*AIM:*
Note how many lines hold "机组运行状态分布" and report that number by itself.

*LISTED ENTRIES:*
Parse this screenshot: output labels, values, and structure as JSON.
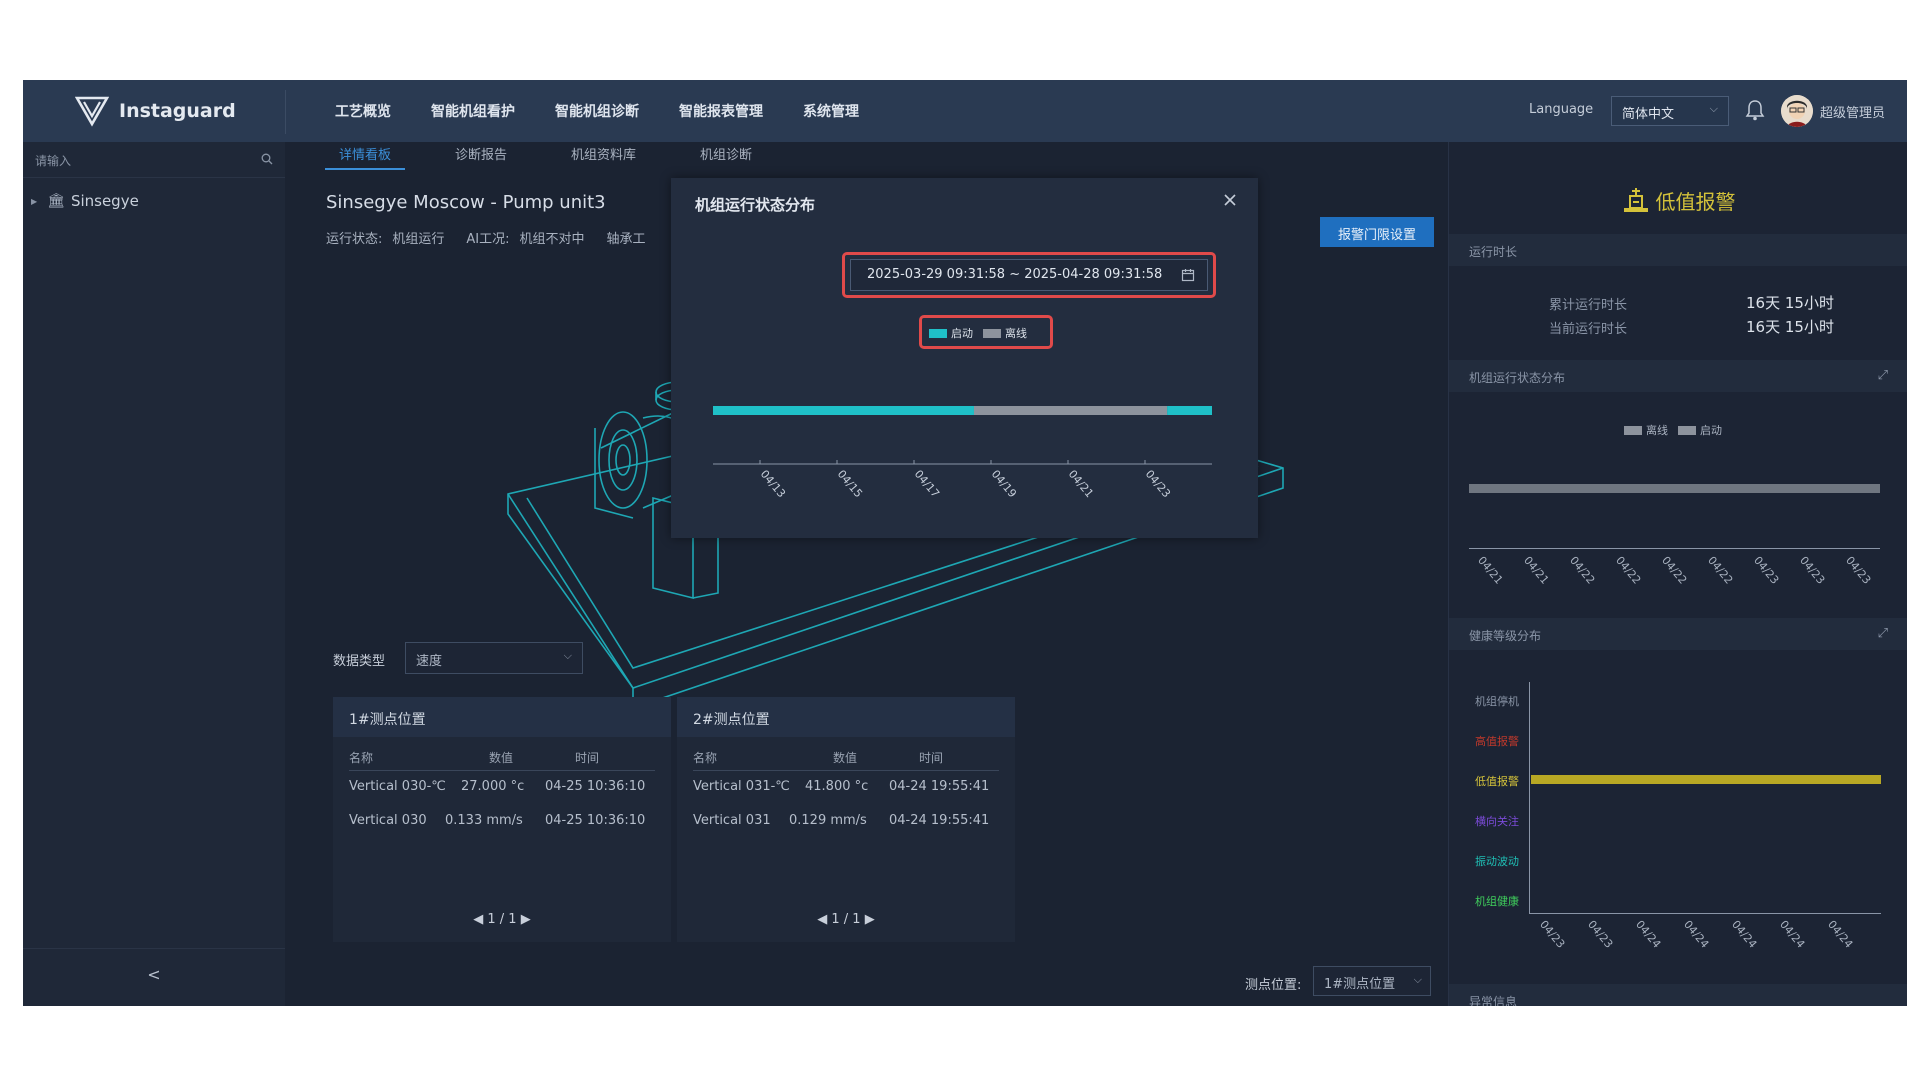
{
  "app": {
    "name": "Instaguard"
  },
  "nav": {
    "items": [
      "工艺概览",
      "智能机组看护",
      "智能机组诊断",
      "智能报表管理",
      "系统管理"
    ]
  },
  "header": {
    "language_label": "Language",
    "language_value": "简体中文",
    "user": "超级管理员"
  },
  "sidebar": {
    "search_placeholder": "请输入",
    "tree_root": "Sinsegye",
    "collapse_symbol": "<"
  },
  "subtabs": [
    "详情看板",
    "诊断报告",
    "机组资料库",
    "机组诊断"
  ],
  "unit": {
    "title": "Sinsegye Moscow - Pump unit3",
    "status_label": "运行状态:",
    "status_value": "机组运行",
    "ai_label": "AI工况:",
    "ai_value": "机组不对中",
    "bearing_label": "轴承工",
    "alarm_settings_button": "报警门限设置"
  },
  "data_type": {
    "label": "数据类型",
    "value": "速度"
  },
  "measure_cards": [
    {
      "title": "1#测点位置",
      "headers": [
        "名称",
        "数值",
        "时间"
      ],
      "rows": [
        {
          "name": "Vertical 030-℃",
          "value": "27.000 °c",
          "time": "04-25 10:36:10"
        },
        {
          "name": "Vertical 030",
          "value": "0.133 mm/s",
          "time": "04-25 10:36:10"
        }
      ],
      "pager": "◀ 1 / 1 ▶"
    },
    {
      "title": "2#测点位置",
      "headers": [
        "名称",
        "数值",
        "时间"
      ],
      "rows": [
        {
          "name": "Vertical 031-℃",
          "value": "41.800 °c",
          "time": "04-24 19:55:41"
        },
        {
          "name": "Vertical 031",
          "value": "0.129 mm/s",
          "time": "04-24 19:55:41"
        }
      ],
      "pager": "◀ 1 / 1 ▶"
    }
  ],
  "measure_position": {
    "label": "测点位置:",
    "value": "1#测点位置"
  },
  "right_panel": {
    "alarm_title": "低值报警",
    "runtime_section": "运行时长",
    "runtime_rows": [
      {
        "label": "累计运行时长",
        "value": "16天 15小时"
      },
      {
        "label": "当前运行时长",
        "value": "16天 15小时"
      }
    ],
    "status_section": "机组运行状态分布",
    "status_legend": [
      "离线",
      "启动"
    ],
    "status_ticks": [
      "04/21",
      "04/21",
      "04/22",
      "04/22",
      "04/22",
      "04/22",
      "04/23",
      "04/23",
      "04/23"
    ],
    "health_section": "健康等级分布",
    "health_levels": [
      "机组停机",
      "高值报警",
      "低值报警",
      "横向关注",
      "振动波动",
      "机组健康"
    ],
    "health_ticks": [
      "04/23",
      "04/23",
      "04/24",
      "04/24",
      "04/24",
      "04/24",
      "04/24"
    ],
    "abnormal_section": "异常信息"
  },
  "modal": {
    "title": "机组运行状态分布",
    "date_range": "2025-03-29 09:31:58 ~ 2025-04-28 09:31:58",
    "legend": [
      "启动",
      "离线"
    ]
  },
  "colors": {
    "start": "#1fc0c8",
    "offline": "#8d939d",
    "low_alarm": "#b8a824",
    "accent": "#1f6fbf",
    "highlight": "#e04a4a"
  },
  "chart_data": [
    {
      "type": "bar",
      "title": "机组运行状态分布",
      "orientation": "horizontal-timeline",
      "x_ticks": [
        "04/13",
        "04/15",
        "04/17",
        "04/19",
        "04/21",
        "04/23"
      ],
      "series": [
        {
          "name": "启动",
          "segments": [
            [
              0.0,
              0.523
            ],
            [
              0.91,
              1.0
            ]
          ]
        },
        {
          "name": "离线",
          "segments": [
            [
              0.523,
              0.91
            ]
          ]
        }
      ]
    }
  ]
}
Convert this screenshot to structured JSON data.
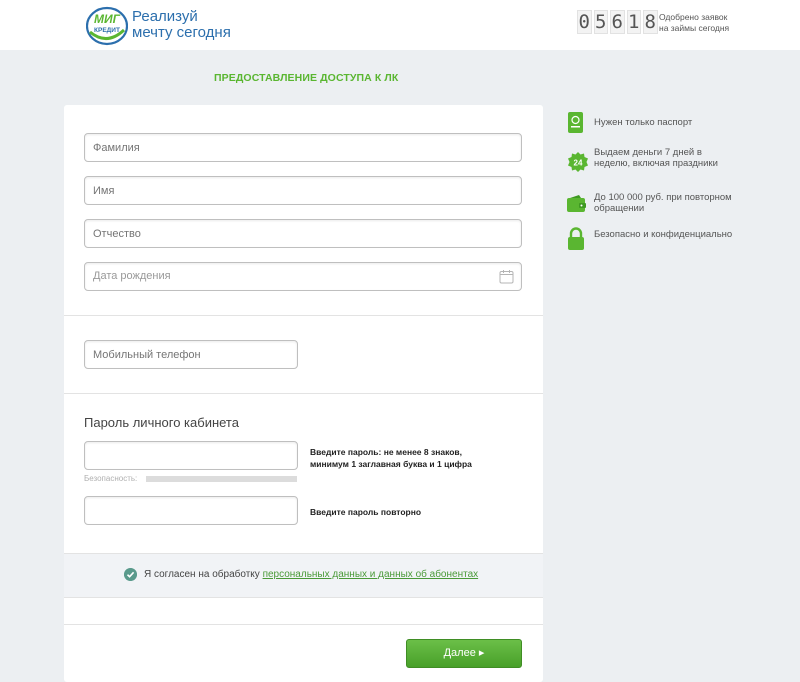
{
  "header": {
    "logo_line1": "МИГ",
    "logo_line2": "КРЕДИТ",
    "tagline_line1": "Реализуй",
    "tagline_line2": "мечту сегодня",
    "counter_digits": [
      "0",
      "5",
      "6",
      "1",
      "8"
    ],
    "counter_text_line1": "Одобрено заявок",
    "counter_text_line2": "на займы сегодня"
  },
  "page": {
    "title": "ПРЕДОСТАВЛЕНИЕ ДОСТУПА К ЛК"
  },
  "form": {
    "lastname_placeholder": "Фамилия",
    "firstname_placeholder": "Имя",
    "middlename_placeholder": "Отчество",
    "birthdate_placeholder": "Дата рождения",
    "phone_placeholder": "Мобильный телефон",
    "password_section_title": "Пароль личного кабинета",
    "password_hint_line1": "Введите пароль: не менее 8 знаков,",
    "password_hint_line2": "минимум 1 заглавная буква и 1 цифра",
    "strength_label": "Безопасность:",
    "repeat_hint": "Введите пароль повторно",
    "agree_text": "Я согласен на обработку",
    "agree_link": "персональных данных и данных об абонентах",
    "submit_label": "Далее ▸"
  },
  "features": [
    {
      "icon": "passport-icon",
      "text": "Нужен только паспорт"
    },
    {
      "icon": "24-hours-icon",
      "text": "Выдаем деньги 7 дней в неделю, включая праздники"
    },
    {
      "icon": "wallet-icon",
      "text": "До 100 000 руб. при повторном обращении"
    },
    {
      "icon": "lock-icon",
      "text": "Безопасно и конфиденциально"
    }
  ],
  "colors": {
    "accent_green": "#5ab631",
    "brand_blue": "#2c6fad",
    "background": "#eceff2"
  }
}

*RIGHT ANSWER:*
3